Supplied data:
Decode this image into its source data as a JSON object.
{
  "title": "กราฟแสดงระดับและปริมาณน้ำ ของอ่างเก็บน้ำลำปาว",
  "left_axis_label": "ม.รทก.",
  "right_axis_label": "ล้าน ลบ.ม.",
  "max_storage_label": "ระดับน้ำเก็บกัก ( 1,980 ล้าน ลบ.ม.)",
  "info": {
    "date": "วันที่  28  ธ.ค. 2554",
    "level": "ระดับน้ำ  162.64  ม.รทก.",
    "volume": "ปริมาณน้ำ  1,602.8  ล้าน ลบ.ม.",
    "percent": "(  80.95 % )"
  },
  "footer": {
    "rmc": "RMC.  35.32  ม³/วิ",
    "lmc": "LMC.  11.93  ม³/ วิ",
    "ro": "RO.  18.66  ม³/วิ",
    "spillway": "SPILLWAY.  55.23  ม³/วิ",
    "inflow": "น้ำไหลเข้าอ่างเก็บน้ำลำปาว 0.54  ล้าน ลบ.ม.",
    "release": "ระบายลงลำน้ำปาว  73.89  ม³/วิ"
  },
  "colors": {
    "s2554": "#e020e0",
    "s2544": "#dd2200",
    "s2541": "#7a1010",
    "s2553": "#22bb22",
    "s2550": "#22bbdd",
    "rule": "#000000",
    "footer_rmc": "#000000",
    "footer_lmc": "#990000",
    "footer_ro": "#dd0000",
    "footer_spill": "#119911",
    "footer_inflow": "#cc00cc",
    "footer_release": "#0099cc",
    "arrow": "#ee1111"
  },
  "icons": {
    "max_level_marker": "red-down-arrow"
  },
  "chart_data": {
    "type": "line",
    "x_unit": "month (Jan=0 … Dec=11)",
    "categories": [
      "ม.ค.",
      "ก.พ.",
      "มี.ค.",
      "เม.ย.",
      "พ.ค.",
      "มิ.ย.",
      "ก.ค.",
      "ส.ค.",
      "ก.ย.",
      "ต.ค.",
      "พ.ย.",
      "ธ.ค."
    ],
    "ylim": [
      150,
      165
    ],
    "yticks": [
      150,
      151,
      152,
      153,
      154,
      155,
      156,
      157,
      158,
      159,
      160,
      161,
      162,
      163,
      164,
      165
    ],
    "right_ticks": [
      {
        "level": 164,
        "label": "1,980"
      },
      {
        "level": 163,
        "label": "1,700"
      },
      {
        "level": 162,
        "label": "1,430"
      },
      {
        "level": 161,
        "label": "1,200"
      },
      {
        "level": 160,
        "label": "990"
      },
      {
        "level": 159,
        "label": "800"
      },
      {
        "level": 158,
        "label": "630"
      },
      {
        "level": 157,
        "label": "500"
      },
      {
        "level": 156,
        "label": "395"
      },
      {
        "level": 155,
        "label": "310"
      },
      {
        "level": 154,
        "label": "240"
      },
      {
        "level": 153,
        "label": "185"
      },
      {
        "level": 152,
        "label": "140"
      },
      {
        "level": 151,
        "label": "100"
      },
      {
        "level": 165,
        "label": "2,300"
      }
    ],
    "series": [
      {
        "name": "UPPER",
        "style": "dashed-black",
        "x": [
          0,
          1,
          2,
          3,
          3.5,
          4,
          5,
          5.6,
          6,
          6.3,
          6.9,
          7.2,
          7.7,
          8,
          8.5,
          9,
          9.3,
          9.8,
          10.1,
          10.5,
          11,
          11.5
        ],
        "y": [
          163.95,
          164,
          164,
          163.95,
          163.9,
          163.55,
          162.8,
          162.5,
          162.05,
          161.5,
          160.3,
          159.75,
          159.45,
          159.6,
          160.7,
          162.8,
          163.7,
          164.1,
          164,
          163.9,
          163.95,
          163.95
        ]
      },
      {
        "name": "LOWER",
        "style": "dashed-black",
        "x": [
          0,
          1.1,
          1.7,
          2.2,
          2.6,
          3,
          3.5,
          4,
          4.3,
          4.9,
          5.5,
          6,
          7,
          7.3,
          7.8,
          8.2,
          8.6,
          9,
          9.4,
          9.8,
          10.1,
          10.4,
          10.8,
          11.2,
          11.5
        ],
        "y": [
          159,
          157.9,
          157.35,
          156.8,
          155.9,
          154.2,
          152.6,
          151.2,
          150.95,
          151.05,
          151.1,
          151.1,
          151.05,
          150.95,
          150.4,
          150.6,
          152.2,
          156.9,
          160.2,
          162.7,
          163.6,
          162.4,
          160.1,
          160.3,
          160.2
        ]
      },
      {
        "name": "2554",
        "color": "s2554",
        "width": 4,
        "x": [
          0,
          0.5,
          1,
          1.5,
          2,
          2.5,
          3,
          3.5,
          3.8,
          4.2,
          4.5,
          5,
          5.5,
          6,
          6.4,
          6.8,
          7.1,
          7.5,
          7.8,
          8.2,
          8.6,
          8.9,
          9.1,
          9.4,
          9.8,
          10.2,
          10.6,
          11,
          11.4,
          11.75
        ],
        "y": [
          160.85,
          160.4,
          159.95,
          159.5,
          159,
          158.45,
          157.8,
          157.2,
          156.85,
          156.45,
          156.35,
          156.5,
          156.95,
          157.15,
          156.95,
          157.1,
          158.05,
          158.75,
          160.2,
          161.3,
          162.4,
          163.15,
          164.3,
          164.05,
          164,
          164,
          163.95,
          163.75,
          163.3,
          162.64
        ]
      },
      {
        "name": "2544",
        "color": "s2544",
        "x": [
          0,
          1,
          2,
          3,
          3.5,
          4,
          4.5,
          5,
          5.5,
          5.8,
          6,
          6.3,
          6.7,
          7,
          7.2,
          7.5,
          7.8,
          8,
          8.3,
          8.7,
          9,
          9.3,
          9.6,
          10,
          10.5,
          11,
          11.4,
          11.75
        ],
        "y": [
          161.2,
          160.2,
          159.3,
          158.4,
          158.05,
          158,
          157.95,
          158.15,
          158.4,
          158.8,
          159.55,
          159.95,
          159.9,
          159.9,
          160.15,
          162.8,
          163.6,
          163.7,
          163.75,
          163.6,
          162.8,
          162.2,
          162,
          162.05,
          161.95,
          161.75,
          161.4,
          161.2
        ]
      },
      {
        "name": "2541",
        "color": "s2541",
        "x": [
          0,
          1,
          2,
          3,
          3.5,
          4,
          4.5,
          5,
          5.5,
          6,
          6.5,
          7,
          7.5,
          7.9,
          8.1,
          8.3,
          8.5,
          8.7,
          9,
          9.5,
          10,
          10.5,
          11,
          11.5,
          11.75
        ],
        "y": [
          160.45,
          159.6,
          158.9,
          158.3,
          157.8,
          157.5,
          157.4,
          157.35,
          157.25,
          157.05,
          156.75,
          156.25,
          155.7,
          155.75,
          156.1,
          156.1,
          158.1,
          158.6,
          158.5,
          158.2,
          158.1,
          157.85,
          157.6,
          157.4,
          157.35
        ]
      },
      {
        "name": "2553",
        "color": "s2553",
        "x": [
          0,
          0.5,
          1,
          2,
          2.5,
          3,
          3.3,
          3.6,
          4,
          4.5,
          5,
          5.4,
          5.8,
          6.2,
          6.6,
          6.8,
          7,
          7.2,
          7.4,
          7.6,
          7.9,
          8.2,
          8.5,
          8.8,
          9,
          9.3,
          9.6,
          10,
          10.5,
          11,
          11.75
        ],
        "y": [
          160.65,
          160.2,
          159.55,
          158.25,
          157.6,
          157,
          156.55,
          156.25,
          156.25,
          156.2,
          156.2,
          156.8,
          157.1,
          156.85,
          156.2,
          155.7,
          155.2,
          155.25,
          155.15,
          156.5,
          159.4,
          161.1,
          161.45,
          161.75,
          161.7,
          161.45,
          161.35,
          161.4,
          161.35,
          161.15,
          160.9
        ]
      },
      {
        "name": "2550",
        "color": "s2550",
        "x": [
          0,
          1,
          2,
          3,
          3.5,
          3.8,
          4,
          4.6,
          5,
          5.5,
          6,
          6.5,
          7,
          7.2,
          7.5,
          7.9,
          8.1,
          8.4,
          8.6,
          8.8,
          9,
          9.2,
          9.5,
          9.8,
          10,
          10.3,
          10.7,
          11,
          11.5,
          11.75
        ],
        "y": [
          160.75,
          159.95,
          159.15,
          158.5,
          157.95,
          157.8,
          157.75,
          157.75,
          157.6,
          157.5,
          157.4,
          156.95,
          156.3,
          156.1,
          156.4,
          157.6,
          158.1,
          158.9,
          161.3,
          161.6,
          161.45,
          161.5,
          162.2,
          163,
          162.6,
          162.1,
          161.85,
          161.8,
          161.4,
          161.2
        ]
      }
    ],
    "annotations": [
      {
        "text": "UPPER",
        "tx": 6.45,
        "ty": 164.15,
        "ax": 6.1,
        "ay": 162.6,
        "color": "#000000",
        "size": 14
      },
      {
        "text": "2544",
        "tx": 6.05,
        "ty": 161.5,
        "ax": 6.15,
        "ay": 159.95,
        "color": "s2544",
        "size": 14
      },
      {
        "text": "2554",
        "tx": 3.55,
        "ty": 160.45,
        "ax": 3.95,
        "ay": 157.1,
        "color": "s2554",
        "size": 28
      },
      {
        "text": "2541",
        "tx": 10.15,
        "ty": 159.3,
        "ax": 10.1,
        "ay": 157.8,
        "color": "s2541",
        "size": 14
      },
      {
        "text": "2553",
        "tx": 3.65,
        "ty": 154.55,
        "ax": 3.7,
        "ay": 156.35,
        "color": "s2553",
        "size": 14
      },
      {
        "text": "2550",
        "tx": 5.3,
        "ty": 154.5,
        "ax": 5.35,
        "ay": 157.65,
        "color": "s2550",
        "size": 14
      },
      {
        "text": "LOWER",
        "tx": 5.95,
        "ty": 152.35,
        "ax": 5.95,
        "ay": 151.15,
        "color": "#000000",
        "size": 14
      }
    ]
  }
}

Objective: The answer is a single number: how many lines include the word "arrow"?

Answer below: 2